What is expected:
Check each line below for the word "footprint", and copy those that have it.

Provided records:
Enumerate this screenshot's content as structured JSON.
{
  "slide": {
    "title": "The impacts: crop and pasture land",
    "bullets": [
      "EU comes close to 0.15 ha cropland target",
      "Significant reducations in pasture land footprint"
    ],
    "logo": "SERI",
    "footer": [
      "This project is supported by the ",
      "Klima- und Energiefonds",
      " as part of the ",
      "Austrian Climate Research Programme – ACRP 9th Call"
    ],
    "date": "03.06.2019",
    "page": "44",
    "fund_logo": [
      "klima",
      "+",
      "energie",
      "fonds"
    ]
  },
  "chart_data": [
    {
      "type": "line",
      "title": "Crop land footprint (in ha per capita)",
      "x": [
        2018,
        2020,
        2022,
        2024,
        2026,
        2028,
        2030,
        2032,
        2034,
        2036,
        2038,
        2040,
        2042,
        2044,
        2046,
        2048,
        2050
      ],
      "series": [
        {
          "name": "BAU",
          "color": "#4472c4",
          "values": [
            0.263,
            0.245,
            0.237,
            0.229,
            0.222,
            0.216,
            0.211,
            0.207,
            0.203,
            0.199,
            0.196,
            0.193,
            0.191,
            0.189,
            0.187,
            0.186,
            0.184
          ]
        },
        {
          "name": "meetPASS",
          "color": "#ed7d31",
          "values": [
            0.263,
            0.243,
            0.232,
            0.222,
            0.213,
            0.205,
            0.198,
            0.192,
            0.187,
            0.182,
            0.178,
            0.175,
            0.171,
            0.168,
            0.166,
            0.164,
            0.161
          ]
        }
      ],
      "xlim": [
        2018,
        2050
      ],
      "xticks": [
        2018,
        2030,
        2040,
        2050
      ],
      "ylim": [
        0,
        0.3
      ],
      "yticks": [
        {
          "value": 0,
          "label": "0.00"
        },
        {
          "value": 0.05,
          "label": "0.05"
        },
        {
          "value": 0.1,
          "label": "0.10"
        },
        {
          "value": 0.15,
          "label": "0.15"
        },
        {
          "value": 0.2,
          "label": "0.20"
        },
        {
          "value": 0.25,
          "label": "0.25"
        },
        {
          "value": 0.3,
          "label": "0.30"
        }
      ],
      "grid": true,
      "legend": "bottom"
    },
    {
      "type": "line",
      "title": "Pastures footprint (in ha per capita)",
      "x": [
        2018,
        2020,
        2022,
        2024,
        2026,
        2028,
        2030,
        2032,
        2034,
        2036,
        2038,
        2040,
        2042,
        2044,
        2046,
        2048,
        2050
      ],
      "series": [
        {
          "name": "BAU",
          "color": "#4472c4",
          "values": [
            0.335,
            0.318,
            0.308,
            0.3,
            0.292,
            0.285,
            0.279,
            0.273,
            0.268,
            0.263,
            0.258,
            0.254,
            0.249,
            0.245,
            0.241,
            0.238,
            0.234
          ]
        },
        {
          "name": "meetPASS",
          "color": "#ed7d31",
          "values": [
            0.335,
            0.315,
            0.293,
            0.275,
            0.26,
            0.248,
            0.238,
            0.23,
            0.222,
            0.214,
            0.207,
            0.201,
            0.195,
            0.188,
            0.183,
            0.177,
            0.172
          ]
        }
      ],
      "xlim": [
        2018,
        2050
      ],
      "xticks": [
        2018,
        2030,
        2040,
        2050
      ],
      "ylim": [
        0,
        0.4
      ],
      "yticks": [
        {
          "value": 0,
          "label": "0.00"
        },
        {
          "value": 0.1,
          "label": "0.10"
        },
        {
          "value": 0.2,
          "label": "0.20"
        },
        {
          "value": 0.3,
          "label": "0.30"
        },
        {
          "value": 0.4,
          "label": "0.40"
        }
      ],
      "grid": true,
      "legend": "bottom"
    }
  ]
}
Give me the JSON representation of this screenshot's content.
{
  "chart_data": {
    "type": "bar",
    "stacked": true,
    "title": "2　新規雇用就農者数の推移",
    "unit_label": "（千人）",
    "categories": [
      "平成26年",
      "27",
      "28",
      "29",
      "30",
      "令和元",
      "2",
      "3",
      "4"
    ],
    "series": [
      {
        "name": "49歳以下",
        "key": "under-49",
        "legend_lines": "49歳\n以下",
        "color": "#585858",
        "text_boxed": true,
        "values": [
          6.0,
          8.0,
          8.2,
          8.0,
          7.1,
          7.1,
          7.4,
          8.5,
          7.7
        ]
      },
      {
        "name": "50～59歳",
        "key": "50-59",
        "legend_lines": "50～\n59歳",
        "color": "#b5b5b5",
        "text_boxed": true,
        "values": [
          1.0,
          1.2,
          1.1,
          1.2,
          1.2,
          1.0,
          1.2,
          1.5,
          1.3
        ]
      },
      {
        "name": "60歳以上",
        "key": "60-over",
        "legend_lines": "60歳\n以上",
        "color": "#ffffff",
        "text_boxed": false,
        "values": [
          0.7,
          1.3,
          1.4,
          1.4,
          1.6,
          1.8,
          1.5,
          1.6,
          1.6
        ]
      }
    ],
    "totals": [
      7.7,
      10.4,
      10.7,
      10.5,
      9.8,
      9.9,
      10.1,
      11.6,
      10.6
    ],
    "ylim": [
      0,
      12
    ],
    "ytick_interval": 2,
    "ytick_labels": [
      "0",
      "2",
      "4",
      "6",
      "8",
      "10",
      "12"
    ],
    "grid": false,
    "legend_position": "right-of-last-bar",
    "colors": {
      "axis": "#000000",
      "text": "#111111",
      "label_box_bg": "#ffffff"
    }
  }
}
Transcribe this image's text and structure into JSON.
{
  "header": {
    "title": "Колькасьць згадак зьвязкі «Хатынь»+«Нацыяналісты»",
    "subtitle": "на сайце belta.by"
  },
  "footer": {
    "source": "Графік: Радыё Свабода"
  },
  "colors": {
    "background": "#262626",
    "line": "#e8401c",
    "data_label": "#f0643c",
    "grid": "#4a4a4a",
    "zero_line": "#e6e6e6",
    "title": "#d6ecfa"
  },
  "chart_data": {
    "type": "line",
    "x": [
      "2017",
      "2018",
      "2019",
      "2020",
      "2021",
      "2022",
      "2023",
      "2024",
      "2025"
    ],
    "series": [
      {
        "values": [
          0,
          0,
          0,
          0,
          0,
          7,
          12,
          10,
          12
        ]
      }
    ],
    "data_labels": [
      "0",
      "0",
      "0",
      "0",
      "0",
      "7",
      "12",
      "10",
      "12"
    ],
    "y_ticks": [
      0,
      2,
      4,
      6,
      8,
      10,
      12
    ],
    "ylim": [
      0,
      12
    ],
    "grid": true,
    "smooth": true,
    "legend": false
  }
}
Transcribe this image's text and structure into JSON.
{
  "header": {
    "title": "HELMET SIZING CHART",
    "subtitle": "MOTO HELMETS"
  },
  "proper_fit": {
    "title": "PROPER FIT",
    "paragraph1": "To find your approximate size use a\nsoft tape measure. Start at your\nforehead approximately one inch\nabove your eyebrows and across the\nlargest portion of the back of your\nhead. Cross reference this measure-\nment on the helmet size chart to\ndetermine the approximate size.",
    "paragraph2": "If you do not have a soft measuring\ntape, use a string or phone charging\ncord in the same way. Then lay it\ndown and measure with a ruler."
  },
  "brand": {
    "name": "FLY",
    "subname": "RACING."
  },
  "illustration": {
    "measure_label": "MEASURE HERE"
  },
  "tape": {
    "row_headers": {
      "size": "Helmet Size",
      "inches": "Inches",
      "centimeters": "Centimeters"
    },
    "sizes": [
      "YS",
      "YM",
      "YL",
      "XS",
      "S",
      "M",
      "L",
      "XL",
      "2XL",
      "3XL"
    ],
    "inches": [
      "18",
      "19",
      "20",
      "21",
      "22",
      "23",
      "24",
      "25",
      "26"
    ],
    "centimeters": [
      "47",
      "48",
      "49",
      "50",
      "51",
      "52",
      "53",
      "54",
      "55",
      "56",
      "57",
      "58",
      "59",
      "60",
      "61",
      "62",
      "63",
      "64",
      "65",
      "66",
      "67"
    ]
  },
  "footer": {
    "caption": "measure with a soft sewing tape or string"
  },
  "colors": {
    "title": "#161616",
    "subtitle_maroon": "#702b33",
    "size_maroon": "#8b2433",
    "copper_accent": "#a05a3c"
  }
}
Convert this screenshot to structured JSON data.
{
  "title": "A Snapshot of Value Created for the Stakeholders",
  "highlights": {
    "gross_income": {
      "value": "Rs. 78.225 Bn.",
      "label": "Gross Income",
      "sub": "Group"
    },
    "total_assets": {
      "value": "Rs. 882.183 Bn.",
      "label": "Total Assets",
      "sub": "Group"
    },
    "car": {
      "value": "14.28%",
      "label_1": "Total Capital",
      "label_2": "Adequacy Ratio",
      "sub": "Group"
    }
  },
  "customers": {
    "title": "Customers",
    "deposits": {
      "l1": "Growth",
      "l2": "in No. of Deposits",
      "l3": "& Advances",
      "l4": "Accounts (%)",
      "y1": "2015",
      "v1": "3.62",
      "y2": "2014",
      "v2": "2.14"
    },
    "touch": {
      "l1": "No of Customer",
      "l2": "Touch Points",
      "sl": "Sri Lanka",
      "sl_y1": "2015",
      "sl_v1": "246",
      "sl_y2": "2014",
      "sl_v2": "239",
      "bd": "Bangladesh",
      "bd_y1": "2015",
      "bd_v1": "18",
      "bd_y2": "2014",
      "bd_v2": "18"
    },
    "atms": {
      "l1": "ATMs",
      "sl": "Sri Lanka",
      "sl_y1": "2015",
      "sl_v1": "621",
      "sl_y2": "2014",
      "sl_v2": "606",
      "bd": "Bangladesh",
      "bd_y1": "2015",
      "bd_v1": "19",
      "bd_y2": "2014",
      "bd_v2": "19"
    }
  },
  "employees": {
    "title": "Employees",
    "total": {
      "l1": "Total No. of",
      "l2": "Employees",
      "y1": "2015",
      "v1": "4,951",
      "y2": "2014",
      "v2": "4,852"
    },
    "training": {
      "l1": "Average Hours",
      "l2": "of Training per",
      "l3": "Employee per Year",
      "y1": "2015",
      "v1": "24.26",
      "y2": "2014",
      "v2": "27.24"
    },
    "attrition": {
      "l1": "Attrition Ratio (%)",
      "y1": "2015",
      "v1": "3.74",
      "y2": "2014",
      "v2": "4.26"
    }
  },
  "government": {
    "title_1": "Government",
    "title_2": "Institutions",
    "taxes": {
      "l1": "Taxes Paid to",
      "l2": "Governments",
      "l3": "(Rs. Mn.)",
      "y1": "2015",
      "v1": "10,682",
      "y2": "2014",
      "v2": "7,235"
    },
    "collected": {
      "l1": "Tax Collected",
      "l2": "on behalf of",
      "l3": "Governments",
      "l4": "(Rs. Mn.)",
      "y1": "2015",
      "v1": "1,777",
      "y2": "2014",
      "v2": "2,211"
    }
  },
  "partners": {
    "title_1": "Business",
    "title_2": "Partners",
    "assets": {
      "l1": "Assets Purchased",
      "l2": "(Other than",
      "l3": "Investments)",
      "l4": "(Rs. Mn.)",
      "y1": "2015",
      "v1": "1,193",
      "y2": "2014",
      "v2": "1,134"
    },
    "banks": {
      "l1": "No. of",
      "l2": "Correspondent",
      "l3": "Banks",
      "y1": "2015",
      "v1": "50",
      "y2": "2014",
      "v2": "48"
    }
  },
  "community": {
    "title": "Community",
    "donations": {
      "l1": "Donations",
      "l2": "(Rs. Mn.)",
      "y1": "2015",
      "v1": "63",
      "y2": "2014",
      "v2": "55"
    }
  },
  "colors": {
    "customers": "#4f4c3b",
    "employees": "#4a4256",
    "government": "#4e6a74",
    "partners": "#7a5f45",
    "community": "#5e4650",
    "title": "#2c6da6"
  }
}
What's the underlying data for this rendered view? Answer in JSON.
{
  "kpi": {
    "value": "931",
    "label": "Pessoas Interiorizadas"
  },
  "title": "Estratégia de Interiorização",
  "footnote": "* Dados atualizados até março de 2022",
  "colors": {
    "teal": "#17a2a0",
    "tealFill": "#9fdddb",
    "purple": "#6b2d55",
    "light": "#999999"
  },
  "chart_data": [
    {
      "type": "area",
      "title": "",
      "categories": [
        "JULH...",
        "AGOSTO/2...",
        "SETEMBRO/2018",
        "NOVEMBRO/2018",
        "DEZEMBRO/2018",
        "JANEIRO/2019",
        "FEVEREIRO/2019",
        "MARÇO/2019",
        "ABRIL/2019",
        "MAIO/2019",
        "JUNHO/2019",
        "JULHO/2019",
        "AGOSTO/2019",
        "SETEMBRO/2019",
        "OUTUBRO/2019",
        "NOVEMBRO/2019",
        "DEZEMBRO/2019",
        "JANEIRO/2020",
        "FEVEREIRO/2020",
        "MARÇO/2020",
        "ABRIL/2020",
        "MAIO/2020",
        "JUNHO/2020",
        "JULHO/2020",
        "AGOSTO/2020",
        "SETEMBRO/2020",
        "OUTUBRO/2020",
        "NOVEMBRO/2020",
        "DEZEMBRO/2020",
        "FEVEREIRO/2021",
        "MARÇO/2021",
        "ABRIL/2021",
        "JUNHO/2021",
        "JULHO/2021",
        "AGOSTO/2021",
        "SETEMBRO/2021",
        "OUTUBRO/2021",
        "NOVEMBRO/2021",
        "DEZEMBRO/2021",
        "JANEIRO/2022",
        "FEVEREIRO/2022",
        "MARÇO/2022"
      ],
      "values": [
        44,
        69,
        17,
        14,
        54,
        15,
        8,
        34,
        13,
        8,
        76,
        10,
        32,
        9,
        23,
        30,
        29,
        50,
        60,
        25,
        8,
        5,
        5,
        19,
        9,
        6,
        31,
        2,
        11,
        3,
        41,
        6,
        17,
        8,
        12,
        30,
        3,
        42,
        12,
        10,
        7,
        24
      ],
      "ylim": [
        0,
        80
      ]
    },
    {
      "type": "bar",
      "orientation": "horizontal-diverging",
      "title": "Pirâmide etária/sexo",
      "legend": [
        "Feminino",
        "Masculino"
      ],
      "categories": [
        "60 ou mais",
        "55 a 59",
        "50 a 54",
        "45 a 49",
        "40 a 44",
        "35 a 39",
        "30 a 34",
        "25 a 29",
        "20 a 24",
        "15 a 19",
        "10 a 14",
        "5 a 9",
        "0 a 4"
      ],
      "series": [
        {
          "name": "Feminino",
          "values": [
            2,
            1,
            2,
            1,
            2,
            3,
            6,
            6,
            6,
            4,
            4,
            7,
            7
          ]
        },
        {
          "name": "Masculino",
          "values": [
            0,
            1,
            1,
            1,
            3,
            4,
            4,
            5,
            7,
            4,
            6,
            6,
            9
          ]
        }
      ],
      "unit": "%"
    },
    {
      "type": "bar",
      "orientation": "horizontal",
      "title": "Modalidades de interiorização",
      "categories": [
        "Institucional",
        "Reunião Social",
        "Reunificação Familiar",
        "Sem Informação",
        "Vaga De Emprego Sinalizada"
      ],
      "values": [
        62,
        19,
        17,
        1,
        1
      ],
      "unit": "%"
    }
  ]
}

Reply:
      "Significant reducations in pasture land footprint"
      "title": "Crop land footprint (in ha per capita)",
      "title": "Pastures footprint (in ha per capita)",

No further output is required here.